Take every line where the string "name" appears and copy it.

[Figure content listings]
******

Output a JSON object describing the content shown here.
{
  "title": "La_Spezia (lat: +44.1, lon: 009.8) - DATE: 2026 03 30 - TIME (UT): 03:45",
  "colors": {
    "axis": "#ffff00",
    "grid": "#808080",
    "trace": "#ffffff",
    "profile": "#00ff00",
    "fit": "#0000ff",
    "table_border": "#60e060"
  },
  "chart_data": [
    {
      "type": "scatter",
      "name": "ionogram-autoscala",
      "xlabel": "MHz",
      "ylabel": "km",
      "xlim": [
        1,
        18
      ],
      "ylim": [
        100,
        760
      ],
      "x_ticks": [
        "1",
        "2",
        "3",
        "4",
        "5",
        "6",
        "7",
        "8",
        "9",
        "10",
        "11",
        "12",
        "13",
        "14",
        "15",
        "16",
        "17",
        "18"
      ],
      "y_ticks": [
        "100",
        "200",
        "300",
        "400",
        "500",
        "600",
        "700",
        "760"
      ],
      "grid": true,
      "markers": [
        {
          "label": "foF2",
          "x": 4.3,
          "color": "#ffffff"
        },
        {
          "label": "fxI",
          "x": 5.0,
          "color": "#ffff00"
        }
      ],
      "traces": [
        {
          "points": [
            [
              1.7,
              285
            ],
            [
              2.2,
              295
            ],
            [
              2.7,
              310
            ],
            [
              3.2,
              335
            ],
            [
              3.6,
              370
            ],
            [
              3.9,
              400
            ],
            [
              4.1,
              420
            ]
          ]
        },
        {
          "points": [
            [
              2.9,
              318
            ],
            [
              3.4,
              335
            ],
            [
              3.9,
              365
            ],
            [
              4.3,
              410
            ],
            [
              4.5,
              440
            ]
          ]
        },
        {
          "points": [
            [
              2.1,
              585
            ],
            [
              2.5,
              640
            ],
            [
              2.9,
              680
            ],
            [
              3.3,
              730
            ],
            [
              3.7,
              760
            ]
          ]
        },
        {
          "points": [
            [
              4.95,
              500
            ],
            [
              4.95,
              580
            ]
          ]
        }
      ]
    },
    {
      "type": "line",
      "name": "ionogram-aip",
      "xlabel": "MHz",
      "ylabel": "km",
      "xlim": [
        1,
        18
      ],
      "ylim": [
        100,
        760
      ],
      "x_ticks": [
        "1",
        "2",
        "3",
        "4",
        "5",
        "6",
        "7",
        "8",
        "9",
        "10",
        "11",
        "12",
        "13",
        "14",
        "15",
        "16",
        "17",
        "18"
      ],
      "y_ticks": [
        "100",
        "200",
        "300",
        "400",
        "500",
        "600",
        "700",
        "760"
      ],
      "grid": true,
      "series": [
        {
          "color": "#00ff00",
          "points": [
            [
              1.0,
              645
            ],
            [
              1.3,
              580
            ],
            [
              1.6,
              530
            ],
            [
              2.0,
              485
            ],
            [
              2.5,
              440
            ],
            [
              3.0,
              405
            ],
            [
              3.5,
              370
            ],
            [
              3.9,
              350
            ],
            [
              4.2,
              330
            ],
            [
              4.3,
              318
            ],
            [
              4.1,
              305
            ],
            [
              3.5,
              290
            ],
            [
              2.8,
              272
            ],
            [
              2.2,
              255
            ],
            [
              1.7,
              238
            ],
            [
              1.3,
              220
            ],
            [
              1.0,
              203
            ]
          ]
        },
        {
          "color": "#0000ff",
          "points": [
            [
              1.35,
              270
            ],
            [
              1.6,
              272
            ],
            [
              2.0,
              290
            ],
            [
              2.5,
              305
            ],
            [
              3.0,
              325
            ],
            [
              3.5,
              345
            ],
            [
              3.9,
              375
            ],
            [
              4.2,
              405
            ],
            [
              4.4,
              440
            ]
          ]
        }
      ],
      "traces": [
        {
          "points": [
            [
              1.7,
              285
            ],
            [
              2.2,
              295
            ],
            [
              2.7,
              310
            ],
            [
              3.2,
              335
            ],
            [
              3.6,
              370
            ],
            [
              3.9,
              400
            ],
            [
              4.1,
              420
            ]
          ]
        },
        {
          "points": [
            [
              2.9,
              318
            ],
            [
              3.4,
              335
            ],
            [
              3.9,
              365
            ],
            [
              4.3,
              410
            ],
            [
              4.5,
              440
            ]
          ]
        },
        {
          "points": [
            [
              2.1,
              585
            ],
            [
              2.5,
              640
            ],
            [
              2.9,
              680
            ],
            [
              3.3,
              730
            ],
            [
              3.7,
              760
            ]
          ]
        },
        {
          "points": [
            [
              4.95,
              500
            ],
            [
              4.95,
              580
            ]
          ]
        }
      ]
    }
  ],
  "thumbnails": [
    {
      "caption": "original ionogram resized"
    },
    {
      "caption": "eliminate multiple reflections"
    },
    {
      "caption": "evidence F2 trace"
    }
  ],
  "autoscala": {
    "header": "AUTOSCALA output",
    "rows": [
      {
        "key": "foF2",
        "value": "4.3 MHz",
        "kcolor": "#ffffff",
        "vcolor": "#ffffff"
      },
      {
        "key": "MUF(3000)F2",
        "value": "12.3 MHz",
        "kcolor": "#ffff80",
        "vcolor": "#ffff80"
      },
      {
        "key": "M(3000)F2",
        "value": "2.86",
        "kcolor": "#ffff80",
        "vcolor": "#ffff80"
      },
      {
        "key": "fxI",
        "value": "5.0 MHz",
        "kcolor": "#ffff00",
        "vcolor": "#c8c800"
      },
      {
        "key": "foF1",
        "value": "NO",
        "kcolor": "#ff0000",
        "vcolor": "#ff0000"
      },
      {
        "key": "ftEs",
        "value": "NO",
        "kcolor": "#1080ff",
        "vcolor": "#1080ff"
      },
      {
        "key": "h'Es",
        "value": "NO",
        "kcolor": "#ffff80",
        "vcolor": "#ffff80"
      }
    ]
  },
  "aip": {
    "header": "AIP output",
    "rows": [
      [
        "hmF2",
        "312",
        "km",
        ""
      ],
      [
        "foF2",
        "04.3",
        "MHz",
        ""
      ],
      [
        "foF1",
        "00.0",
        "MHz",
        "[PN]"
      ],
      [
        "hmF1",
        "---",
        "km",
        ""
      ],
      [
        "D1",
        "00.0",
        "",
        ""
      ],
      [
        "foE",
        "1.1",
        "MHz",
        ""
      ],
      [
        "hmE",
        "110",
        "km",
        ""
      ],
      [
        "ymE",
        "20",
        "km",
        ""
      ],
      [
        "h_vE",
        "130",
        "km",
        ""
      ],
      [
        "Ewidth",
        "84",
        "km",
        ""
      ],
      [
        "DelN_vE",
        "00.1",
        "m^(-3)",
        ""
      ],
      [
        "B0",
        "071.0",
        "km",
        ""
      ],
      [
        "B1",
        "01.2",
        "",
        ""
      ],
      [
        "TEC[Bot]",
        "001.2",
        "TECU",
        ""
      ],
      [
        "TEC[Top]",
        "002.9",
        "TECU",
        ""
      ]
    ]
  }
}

******

### Written response
      "name": "ionogram-autoscala",
      "name": "ionogram-aip",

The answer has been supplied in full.